Document text:
Clinical Trials CRO: Drug Safety and Efficacy in Humans
Clinical trials are research studies that are carried out to assess the effect of novel drugs or devices on the human body to prevent, cure, or manage various medical conditions. These trials evaluate the safety and efficacy of the medical treatment on the human body for the first time. Clinical trials are conducted in observance of strict protocols and guidelines to help gain valuable and actionable data for making informed decisions about the treatment under review.
Clinical trials are only initiated after the drug safety in animals has been clearly understood. That said, drug safety for humans is not guaranteed even as the drug toxicity in the animals has been evaluated. Therefore, clinical trials are typically initiated with a modest dosage of the drug to a small group of volunteers. Additional trials are then initiated following the results from these smaller trials.
Before the beginning of each clinical trial, a comprehensive protocol is drafted that includes the study objectives, design, scientific background, and statistical information. These protocols are the guardrails put together based on regulatory guidelines and contain at least following information –
- Study endpoints
- Length of the study
- Number of participants
- Eligibility criteria for patients or volunteers
- Drug dose and complete plan
- Clinical tests to monitor vital signs and ensure patient safety
Clinical CRO Services Across Phase I-IV and beyond
Clinical trials for drug development span over four stages. These stages or clinical trial phases follow the advancement of a drug product through regulatory approval.

Exercise data:
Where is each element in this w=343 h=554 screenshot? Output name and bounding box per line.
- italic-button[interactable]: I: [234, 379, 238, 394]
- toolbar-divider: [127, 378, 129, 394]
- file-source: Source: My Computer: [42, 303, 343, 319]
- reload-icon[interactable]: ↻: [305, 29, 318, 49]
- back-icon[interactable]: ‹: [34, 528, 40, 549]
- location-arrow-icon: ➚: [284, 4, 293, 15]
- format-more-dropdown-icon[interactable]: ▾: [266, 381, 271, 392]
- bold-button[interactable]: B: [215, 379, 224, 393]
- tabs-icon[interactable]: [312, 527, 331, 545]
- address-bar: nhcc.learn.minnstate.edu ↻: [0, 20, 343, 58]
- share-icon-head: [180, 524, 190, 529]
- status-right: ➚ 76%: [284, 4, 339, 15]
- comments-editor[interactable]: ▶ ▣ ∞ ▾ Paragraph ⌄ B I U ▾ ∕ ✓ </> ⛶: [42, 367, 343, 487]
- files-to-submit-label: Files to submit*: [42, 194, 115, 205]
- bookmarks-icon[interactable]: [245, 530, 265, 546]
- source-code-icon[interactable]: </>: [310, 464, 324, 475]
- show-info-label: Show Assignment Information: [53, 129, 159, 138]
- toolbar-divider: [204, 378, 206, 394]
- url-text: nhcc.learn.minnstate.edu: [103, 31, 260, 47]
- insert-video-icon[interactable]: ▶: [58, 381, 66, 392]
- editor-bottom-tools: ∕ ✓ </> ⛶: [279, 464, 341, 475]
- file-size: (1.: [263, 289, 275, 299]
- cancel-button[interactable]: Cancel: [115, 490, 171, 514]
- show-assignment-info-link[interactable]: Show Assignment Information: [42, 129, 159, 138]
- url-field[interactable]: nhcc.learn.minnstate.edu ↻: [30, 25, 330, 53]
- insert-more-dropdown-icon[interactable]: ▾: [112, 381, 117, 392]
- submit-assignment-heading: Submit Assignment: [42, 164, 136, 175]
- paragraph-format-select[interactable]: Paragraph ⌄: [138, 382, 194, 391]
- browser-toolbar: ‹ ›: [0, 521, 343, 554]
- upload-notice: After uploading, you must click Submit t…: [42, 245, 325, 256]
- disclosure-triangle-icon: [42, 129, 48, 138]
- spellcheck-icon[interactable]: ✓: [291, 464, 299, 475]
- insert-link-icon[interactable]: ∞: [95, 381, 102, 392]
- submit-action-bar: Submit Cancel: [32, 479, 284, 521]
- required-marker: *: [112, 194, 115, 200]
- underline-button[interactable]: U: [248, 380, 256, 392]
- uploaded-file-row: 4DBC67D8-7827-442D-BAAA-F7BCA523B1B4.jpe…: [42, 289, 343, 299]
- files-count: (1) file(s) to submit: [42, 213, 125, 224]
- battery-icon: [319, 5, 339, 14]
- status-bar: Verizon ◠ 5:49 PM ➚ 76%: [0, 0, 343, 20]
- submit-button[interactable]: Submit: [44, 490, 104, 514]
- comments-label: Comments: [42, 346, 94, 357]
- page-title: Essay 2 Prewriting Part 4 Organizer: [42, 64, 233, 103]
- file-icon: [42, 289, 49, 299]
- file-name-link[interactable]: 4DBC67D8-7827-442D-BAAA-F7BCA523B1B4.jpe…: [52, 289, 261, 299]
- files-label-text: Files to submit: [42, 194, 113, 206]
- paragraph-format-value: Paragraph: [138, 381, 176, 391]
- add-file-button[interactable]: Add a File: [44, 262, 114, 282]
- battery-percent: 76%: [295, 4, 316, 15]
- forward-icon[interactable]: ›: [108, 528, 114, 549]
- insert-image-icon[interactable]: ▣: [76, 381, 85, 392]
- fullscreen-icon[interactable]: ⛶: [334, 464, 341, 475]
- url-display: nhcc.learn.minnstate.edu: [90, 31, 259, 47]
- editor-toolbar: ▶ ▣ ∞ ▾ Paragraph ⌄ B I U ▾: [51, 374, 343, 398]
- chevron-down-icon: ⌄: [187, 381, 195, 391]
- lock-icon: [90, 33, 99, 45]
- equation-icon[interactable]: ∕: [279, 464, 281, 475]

Assigned task:
Please copy the stretch of the clinical trials text from "Clinical Trials CRO: Drug" through "treatment under review." word for word.

Result of this exercise:
Clinical Trials CRO: Drug Safety and Efficacy in Humans
Clinical trials are research studies that are carried out to assess the effect of novel drugs or devices on the human body to prevent, cure, or manage various medical conditions. These trials evaluate the safety and efficacy of the medical treatment on the human body for the first time. Clinical trials are conducted in observance of strict protocols and guidelines to help gain valuable and actionable data for making informed decisions about the treatment under review.